RECORD EXCERPTS:

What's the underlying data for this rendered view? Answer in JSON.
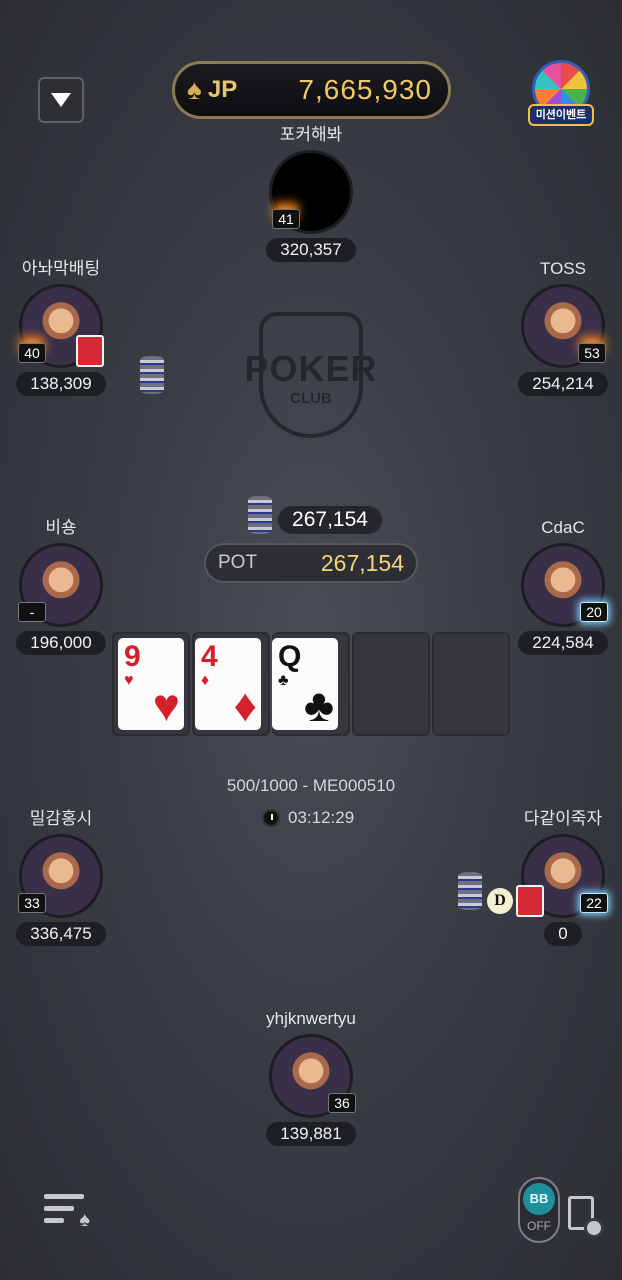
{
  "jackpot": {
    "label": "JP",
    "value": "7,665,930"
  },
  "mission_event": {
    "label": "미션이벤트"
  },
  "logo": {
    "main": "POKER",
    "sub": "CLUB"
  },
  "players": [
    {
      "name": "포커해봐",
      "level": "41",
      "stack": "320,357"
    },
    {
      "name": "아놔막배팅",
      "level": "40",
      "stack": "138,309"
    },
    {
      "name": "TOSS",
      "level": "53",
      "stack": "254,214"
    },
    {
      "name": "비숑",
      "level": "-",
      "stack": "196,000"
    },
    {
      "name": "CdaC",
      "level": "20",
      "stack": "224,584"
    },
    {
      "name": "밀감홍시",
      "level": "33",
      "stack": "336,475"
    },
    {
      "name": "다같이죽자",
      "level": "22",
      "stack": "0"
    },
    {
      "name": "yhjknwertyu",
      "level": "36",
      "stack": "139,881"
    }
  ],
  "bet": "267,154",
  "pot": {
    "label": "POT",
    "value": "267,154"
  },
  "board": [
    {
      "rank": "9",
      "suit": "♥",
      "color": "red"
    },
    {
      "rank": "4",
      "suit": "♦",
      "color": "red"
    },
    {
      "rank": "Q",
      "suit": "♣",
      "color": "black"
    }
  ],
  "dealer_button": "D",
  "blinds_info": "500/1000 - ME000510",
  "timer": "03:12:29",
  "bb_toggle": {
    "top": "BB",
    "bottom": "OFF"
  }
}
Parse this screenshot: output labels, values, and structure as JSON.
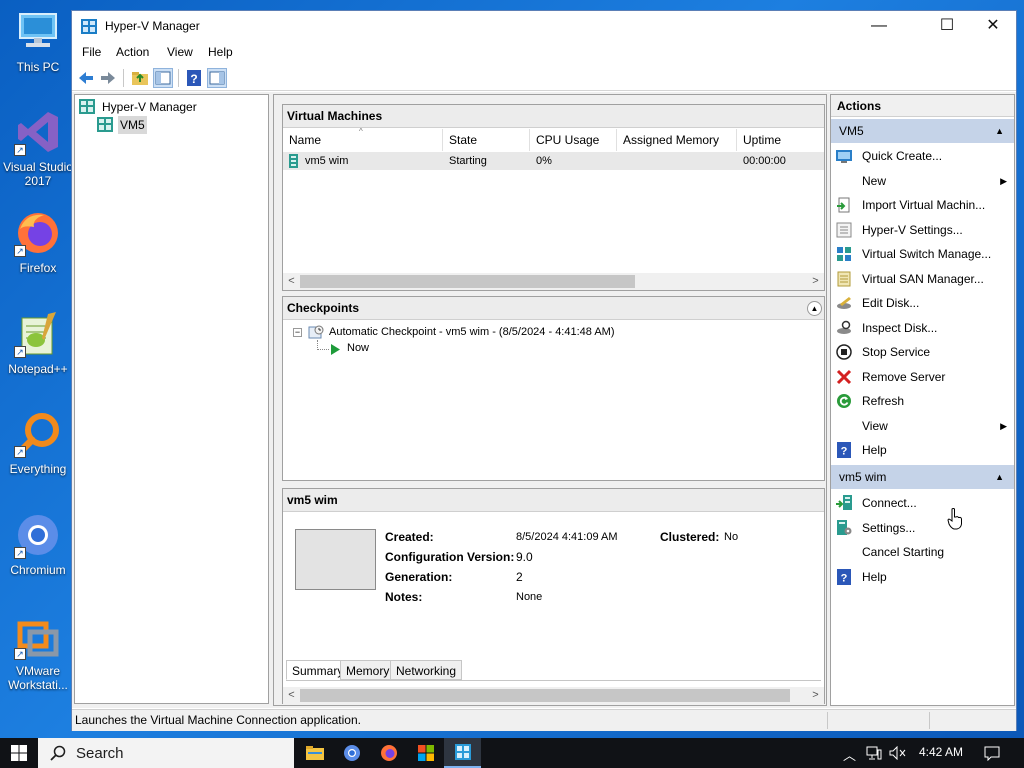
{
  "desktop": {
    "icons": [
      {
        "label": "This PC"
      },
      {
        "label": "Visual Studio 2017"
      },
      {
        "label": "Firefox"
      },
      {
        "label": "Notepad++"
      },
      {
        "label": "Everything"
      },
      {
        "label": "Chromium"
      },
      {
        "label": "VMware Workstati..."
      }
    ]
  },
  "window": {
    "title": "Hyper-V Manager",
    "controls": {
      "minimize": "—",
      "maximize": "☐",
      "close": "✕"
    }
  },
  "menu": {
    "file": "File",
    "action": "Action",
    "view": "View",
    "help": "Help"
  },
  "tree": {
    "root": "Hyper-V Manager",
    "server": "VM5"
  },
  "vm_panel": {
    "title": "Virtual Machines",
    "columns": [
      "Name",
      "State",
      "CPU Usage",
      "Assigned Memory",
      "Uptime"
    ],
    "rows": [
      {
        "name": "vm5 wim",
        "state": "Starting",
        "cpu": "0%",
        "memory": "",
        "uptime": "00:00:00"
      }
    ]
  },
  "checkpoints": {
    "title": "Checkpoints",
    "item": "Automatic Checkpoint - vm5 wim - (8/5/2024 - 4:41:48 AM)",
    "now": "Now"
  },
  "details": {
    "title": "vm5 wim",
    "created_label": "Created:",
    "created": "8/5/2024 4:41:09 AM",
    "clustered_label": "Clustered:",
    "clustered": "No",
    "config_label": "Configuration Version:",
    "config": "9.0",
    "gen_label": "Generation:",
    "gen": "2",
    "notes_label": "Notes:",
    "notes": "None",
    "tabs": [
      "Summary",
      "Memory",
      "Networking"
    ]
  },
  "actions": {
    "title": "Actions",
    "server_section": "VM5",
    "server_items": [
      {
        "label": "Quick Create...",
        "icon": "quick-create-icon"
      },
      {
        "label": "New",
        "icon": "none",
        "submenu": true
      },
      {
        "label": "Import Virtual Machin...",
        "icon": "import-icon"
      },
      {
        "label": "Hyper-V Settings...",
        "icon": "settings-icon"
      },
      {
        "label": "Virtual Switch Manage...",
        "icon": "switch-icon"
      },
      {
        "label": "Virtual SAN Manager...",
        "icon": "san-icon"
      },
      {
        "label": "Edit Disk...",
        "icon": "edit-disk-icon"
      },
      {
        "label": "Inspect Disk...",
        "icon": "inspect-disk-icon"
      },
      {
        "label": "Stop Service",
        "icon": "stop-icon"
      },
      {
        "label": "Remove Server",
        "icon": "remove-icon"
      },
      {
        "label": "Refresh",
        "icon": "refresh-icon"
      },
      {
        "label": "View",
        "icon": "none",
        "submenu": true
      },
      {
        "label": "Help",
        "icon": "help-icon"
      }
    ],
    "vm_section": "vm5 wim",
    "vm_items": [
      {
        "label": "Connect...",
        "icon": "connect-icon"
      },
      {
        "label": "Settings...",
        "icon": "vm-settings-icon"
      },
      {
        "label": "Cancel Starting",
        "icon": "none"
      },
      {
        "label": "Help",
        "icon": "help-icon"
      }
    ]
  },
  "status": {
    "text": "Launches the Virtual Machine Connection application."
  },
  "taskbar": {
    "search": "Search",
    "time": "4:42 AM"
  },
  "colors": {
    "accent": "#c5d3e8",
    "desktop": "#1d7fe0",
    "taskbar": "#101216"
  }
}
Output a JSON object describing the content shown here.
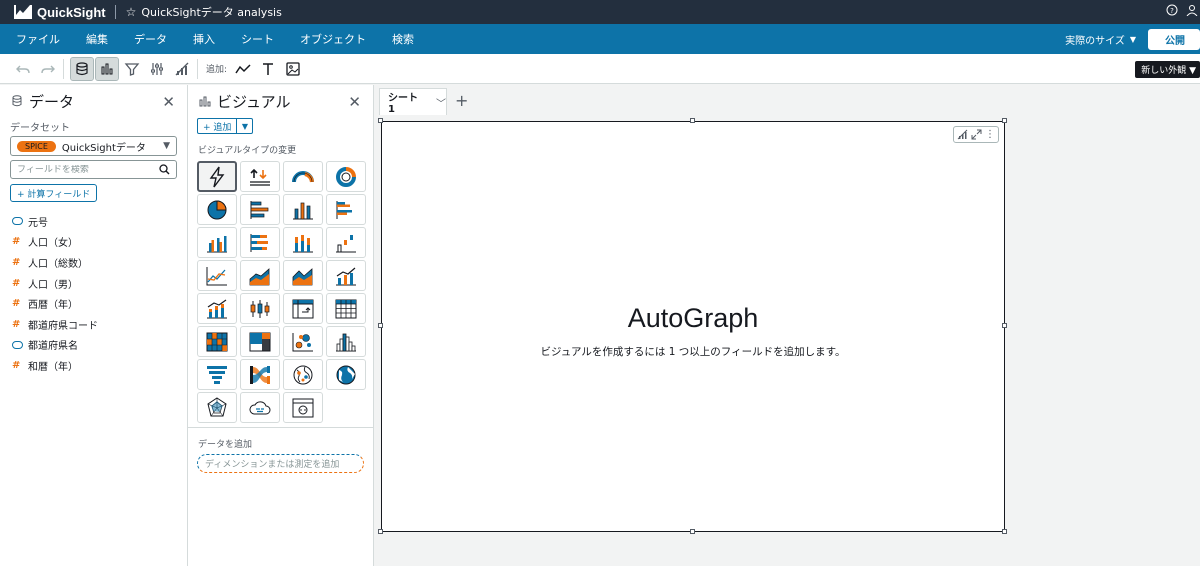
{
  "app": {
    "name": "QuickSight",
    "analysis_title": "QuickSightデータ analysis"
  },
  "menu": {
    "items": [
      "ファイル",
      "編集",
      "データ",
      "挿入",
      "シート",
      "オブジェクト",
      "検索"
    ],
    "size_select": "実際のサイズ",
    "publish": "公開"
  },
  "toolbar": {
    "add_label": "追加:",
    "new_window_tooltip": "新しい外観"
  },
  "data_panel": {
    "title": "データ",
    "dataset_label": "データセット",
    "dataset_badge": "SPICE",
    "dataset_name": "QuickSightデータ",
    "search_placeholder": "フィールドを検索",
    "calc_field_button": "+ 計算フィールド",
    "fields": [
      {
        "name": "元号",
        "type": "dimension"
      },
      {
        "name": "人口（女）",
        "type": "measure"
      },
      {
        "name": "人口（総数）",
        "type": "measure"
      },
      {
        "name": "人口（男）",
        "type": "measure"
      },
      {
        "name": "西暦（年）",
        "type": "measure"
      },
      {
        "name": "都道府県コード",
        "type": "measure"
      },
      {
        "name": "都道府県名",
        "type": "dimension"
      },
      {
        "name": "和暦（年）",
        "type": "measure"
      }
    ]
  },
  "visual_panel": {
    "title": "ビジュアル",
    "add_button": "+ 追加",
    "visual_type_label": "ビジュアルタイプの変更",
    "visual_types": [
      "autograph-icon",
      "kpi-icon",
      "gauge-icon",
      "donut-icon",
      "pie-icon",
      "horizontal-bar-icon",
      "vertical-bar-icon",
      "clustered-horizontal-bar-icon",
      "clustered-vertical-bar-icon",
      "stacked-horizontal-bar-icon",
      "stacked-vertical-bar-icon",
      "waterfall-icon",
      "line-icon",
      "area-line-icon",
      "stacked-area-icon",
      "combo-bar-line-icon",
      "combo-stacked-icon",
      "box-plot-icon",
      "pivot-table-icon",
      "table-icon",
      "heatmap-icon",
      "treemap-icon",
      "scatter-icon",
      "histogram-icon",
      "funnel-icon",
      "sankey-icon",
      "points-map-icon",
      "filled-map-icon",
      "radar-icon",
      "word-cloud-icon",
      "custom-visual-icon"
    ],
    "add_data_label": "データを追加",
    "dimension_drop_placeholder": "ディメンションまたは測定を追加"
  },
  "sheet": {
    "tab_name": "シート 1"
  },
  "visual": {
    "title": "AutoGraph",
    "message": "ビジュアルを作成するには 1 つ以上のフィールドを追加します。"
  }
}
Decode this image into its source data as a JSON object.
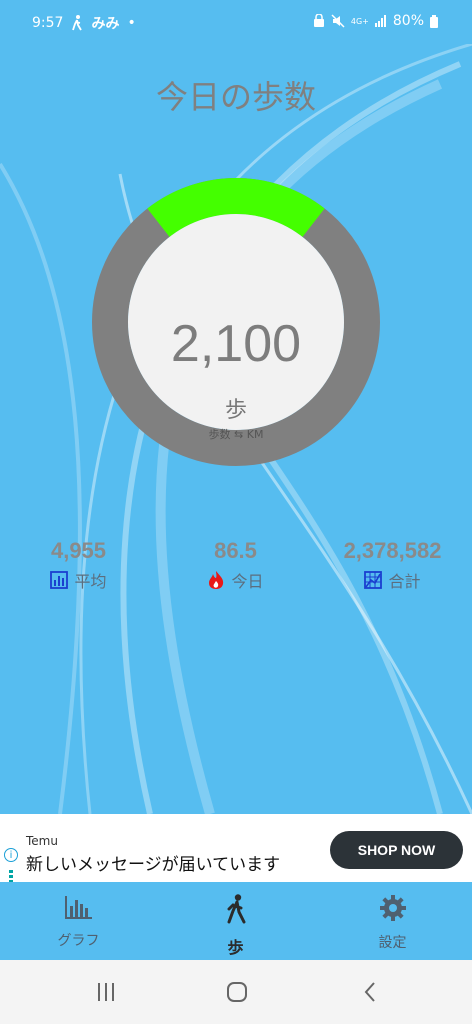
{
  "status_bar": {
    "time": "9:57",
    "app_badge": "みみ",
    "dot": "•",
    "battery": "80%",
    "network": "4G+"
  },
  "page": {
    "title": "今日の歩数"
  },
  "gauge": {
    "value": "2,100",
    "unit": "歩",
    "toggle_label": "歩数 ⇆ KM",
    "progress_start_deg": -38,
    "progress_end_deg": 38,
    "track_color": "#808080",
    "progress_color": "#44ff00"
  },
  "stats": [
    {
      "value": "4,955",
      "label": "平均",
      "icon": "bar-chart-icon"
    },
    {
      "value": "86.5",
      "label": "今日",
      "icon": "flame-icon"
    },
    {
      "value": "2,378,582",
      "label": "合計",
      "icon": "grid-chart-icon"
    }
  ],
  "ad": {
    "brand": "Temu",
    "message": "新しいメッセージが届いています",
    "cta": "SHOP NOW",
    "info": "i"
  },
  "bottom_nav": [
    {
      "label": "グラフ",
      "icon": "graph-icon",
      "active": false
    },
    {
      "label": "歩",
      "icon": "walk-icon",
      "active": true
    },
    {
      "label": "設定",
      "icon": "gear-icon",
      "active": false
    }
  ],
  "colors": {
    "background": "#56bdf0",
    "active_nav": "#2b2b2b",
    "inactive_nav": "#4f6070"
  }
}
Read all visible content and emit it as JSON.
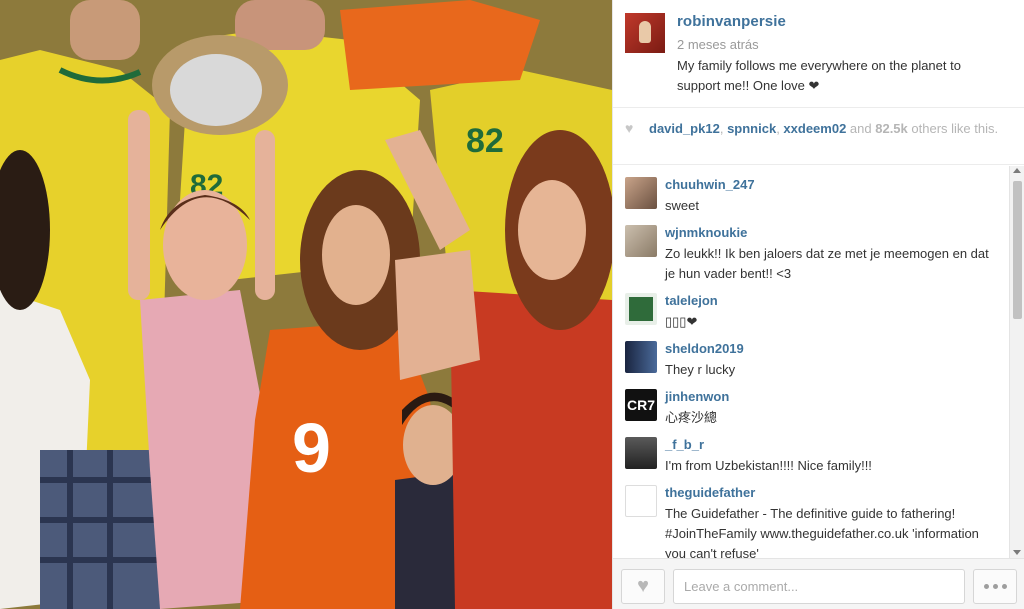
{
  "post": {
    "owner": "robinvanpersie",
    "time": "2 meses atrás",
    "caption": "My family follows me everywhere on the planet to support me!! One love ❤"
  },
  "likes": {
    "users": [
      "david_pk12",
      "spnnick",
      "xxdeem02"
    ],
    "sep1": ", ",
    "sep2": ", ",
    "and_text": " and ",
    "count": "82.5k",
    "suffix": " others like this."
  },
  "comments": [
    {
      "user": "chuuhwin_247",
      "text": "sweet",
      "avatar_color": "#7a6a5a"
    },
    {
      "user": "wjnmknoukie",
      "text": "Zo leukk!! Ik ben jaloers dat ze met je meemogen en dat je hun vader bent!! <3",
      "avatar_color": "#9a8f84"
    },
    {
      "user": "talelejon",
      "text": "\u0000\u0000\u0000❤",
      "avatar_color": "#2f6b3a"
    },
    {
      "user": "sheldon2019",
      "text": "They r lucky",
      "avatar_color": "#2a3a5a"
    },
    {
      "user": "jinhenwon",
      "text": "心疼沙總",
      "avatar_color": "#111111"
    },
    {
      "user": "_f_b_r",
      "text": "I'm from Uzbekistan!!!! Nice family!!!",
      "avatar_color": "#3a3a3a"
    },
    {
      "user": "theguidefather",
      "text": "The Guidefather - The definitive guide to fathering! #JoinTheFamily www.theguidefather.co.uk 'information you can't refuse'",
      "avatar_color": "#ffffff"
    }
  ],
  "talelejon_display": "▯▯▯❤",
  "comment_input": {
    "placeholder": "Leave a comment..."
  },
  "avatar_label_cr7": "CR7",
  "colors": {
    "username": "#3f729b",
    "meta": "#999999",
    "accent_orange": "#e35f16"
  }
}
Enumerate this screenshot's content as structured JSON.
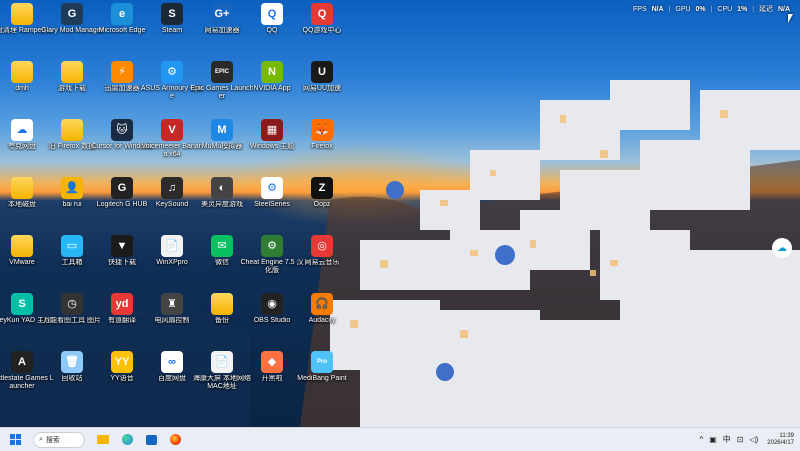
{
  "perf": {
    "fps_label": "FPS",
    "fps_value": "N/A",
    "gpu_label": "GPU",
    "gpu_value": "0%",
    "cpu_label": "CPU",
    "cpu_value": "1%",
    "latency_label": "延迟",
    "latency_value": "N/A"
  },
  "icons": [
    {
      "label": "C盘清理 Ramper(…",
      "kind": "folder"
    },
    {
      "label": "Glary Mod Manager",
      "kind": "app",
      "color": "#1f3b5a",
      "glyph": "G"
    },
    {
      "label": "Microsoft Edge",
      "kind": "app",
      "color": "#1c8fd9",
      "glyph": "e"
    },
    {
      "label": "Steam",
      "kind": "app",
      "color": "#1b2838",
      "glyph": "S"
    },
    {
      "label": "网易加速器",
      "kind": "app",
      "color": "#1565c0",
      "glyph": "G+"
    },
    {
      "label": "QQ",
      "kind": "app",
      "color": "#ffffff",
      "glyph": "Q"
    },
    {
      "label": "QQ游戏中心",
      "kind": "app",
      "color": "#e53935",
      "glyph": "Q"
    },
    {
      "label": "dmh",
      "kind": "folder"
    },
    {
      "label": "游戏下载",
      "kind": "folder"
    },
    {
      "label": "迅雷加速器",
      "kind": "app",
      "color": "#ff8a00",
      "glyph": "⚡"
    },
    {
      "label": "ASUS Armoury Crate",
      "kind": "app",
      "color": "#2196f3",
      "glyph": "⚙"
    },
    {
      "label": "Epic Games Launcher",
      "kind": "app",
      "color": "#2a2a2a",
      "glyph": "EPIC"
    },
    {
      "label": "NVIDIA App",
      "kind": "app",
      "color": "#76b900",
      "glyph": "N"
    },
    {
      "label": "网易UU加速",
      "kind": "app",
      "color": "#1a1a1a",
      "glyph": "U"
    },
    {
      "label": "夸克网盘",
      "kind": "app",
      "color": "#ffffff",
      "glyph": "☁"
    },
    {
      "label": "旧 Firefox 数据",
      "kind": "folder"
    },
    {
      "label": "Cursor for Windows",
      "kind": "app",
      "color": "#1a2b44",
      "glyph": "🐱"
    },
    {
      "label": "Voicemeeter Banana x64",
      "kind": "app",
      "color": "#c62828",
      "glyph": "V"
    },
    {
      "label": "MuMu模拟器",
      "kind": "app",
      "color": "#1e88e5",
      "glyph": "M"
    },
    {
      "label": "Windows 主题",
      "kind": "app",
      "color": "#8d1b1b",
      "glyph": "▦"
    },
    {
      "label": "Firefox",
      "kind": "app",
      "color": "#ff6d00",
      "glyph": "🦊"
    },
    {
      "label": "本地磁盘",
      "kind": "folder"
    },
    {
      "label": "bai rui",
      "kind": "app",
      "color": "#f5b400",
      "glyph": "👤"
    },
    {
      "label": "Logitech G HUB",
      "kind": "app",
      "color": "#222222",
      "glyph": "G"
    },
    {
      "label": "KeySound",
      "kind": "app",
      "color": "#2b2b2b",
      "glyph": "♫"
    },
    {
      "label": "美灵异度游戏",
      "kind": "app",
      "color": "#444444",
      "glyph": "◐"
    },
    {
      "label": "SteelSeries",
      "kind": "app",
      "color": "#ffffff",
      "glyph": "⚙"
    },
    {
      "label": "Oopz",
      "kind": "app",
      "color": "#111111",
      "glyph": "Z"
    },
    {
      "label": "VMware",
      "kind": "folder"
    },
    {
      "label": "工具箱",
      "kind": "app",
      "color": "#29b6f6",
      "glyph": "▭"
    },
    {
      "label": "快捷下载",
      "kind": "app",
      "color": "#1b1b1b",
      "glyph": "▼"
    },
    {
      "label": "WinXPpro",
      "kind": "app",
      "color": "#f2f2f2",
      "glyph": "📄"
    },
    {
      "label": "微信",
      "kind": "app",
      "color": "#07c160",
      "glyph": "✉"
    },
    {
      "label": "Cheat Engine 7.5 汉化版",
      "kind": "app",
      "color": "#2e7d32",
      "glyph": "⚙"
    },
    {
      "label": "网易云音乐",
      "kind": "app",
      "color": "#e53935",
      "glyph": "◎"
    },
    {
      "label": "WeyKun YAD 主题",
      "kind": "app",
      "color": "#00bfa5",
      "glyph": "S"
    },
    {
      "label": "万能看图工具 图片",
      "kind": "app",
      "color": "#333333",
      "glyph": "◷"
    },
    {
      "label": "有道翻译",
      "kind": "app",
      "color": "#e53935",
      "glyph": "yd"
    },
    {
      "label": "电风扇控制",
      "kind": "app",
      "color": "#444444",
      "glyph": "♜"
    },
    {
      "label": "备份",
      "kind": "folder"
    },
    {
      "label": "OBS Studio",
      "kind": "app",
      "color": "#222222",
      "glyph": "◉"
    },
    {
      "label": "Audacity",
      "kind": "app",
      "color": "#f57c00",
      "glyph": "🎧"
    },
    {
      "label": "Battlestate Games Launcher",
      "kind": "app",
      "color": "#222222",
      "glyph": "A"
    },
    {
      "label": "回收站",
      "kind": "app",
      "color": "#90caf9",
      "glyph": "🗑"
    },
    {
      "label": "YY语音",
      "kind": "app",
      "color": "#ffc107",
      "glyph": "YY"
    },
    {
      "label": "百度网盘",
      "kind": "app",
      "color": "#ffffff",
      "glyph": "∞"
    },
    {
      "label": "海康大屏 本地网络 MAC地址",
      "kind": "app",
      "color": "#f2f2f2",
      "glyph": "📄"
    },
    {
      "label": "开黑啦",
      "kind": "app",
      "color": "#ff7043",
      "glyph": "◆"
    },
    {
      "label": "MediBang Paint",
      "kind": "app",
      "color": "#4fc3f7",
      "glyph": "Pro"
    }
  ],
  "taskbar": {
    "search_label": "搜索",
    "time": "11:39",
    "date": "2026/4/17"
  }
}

OBJECTIVE: In the records above, find each line that holds the word "message"; copy all such lines.

TASK RESPONSE:
    "message": "ビジュアルを作成するには 1 つ以上のフィールドを追加します。"
    "message": "新しいメッセージが届いています",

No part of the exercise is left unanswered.